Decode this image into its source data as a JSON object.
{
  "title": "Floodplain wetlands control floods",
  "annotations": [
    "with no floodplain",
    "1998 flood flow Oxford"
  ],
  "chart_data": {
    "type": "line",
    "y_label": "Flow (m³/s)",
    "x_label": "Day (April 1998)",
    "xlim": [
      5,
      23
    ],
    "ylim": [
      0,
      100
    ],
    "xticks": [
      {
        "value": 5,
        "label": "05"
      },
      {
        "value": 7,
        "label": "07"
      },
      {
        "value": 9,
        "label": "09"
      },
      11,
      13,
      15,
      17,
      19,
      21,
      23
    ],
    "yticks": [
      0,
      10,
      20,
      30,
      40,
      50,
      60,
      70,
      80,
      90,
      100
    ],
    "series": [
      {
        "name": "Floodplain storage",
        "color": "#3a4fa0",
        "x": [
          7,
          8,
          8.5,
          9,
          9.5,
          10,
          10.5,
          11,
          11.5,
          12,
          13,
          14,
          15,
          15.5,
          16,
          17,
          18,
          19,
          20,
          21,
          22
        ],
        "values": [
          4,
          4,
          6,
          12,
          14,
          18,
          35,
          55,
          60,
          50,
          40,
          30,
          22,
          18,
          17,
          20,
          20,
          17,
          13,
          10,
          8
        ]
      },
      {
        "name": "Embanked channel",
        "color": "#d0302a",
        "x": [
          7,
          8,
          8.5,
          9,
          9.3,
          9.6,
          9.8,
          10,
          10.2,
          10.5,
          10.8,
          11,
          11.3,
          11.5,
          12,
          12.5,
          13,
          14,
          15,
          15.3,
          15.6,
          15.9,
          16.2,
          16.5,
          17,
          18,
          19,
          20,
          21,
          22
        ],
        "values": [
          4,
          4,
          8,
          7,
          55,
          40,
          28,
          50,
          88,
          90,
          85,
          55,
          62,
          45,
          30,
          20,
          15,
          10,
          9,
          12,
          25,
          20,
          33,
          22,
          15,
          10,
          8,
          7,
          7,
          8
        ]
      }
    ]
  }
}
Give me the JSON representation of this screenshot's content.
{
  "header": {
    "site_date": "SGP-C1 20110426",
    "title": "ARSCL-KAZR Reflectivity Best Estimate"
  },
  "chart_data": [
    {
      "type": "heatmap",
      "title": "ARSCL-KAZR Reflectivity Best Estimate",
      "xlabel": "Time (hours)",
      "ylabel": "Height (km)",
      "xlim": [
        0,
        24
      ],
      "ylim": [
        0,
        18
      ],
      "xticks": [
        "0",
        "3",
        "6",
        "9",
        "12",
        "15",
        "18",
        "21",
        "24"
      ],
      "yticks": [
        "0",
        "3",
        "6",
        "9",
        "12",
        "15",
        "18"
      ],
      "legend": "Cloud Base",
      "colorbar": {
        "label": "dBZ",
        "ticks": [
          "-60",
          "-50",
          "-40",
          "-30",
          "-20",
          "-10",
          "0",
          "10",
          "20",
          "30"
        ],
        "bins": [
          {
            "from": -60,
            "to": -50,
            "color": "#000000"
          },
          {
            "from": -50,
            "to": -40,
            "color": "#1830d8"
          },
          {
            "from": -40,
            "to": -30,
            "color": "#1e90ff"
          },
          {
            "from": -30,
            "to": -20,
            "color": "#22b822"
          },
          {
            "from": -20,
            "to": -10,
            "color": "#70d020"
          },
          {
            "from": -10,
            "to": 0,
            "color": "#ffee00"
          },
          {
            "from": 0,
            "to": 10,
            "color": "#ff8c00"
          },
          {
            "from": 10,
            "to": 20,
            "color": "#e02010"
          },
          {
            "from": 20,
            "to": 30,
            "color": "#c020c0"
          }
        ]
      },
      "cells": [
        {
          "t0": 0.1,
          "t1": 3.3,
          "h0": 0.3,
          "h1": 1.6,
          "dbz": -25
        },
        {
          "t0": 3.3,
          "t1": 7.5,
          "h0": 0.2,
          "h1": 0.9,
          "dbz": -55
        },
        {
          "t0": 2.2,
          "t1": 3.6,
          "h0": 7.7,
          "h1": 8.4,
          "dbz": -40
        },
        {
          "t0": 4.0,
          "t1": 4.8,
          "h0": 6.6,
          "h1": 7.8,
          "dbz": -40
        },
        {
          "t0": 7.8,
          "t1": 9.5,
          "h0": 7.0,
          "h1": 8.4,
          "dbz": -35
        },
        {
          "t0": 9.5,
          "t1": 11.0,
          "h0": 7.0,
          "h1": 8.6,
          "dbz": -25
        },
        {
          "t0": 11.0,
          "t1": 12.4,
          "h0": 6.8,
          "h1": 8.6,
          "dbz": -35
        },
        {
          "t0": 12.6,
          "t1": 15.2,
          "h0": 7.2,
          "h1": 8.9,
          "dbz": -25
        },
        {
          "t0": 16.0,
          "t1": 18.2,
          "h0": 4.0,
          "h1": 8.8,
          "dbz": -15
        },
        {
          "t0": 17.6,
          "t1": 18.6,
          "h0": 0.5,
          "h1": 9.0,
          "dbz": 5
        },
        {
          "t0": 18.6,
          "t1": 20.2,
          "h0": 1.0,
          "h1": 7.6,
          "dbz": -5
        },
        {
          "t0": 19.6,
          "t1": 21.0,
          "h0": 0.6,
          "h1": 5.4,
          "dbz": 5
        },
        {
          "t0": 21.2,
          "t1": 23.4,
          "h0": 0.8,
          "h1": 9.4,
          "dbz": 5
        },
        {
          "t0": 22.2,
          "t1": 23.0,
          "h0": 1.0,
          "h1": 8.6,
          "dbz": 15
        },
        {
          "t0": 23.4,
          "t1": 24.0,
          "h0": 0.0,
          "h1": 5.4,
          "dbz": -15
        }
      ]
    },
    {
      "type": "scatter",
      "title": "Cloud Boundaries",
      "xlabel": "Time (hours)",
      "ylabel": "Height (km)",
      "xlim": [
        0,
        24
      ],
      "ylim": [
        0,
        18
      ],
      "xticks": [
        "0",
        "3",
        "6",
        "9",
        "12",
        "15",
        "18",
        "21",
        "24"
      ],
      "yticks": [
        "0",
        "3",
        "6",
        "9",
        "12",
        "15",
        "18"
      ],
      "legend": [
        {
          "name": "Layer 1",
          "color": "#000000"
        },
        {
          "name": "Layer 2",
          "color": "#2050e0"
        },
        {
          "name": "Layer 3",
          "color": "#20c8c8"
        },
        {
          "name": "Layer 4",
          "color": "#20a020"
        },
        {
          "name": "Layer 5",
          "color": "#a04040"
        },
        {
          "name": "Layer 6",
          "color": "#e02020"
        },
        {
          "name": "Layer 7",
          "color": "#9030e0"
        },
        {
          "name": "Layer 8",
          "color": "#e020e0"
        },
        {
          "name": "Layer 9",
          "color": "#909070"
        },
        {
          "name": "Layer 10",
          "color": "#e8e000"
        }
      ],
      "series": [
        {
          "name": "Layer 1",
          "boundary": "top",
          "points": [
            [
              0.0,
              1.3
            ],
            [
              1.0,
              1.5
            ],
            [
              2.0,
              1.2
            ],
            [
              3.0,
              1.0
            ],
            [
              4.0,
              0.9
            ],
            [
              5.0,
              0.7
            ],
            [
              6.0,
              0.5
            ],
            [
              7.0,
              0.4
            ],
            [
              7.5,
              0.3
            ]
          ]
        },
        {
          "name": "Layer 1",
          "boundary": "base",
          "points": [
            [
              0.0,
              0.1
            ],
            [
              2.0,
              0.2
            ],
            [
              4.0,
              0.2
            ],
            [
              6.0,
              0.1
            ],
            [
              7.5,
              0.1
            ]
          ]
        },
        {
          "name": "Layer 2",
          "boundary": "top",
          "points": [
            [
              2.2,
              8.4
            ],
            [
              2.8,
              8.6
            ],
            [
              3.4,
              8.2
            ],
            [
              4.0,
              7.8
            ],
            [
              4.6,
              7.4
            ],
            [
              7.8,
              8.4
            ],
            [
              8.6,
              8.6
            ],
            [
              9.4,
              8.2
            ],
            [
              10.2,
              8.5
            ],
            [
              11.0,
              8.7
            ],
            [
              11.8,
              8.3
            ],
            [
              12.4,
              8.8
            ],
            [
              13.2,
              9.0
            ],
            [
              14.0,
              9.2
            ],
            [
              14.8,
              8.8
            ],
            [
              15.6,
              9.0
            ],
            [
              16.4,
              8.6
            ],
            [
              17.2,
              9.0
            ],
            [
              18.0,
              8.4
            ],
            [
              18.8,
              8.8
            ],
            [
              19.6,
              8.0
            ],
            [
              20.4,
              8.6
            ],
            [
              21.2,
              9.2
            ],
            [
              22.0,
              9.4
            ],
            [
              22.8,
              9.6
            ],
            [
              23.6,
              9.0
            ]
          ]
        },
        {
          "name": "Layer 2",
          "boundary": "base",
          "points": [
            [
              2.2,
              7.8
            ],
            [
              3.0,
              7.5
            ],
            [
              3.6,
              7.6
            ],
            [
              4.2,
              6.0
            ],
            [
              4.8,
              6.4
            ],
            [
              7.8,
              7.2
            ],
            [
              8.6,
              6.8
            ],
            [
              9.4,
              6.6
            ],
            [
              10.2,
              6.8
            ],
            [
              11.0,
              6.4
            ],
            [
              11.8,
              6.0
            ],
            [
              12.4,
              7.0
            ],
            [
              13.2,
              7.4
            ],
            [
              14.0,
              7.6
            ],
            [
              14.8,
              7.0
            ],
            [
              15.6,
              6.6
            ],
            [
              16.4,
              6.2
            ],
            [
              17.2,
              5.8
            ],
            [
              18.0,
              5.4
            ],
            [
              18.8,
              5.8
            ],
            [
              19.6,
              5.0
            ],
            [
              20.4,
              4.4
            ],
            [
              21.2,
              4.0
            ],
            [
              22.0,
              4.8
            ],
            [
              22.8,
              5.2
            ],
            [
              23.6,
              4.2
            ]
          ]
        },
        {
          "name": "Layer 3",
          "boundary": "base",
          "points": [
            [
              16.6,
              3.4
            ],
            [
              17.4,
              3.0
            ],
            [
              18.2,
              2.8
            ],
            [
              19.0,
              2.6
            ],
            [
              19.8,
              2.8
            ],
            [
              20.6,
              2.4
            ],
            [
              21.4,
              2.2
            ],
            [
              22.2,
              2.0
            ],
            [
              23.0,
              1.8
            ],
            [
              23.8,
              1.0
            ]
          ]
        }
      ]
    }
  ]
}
━━━━━━━━━━━━━━━━
→ **Your objective**
Of the lines above, copy each that contains "Cloud".

→ **Solution for this exercise**
      "legend": "Cloud Base",
      "title": "Cloud Boundaries",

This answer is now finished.